Required task: Extract every line below that contains the word "JSON".

Records to use:
▼▼▼
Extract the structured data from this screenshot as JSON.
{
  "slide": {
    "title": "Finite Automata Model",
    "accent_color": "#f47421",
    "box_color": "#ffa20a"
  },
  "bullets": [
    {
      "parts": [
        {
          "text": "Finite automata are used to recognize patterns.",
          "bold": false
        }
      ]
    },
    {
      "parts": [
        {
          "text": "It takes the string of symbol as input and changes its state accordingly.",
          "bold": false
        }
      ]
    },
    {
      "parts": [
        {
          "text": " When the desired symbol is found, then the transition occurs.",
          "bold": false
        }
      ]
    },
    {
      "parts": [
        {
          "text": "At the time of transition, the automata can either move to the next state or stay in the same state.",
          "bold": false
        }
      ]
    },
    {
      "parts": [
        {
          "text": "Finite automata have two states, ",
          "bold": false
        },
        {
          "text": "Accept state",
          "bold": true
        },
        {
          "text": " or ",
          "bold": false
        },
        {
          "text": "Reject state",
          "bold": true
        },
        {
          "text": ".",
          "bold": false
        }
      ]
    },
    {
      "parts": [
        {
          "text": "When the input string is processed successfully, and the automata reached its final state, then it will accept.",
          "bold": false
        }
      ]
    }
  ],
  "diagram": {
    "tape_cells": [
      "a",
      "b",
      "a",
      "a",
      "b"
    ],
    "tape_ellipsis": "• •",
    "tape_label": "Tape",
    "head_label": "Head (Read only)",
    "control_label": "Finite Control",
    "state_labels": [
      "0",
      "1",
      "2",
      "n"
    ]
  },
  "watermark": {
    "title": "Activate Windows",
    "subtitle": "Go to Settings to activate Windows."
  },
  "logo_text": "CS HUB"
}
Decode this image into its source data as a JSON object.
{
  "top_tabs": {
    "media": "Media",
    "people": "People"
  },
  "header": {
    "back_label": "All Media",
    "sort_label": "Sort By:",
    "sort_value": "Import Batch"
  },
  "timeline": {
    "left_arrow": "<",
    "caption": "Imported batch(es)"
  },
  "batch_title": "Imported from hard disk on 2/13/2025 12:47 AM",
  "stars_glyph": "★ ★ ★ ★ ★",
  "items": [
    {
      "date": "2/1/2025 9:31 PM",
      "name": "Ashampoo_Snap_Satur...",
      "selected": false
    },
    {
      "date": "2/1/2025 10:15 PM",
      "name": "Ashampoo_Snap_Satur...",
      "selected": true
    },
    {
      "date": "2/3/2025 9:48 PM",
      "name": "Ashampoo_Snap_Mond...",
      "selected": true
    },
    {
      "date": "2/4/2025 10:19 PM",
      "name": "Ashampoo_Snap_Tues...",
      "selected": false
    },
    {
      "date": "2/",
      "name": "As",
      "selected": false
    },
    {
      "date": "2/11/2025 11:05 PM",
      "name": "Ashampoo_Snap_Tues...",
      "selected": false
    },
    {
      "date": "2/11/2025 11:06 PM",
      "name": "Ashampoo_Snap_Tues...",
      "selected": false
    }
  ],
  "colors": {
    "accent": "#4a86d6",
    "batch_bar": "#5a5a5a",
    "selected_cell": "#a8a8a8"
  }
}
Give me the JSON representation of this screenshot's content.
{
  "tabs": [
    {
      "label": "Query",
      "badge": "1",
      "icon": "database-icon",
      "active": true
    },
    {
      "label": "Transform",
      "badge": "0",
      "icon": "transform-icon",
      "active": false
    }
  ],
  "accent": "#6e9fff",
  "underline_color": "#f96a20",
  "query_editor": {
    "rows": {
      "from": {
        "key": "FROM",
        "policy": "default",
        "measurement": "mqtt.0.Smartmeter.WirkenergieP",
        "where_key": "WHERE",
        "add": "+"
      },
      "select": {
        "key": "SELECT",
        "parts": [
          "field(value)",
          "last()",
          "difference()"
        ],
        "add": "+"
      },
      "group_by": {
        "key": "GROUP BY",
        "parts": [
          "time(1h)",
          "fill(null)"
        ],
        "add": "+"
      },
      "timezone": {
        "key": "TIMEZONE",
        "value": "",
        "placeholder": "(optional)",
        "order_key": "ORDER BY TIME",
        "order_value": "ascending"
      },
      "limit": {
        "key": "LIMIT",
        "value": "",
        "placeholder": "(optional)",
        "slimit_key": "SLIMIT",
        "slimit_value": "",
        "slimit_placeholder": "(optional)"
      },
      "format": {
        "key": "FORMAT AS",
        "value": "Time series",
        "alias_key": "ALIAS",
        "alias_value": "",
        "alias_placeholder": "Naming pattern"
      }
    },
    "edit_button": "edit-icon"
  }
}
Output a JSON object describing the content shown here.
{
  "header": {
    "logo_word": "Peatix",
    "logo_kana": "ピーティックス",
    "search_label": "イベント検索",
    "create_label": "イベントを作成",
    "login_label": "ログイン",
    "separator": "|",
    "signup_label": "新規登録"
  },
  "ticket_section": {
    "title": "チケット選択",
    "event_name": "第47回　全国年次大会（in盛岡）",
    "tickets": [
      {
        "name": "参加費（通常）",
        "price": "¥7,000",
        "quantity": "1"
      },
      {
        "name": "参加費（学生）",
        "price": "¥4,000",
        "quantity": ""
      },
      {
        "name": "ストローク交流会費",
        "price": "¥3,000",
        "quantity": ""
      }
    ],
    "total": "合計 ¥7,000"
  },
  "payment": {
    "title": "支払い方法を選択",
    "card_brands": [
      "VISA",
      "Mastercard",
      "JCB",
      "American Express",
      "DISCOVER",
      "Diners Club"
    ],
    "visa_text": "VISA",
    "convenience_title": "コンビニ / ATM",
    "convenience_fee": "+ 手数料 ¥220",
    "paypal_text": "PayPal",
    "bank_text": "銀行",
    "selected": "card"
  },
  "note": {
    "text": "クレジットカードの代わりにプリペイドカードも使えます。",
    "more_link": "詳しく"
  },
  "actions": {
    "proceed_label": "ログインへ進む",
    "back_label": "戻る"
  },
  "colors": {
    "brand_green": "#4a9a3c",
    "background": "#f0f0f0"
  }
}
▲▲▲
Result for this exercise:
Extract the structured data from this screenshot as JSON.
Decode this image into its source data as a JSON object.
Give me the JSON representation of this screenshot's content.
Output a JSON object describing the content shown here.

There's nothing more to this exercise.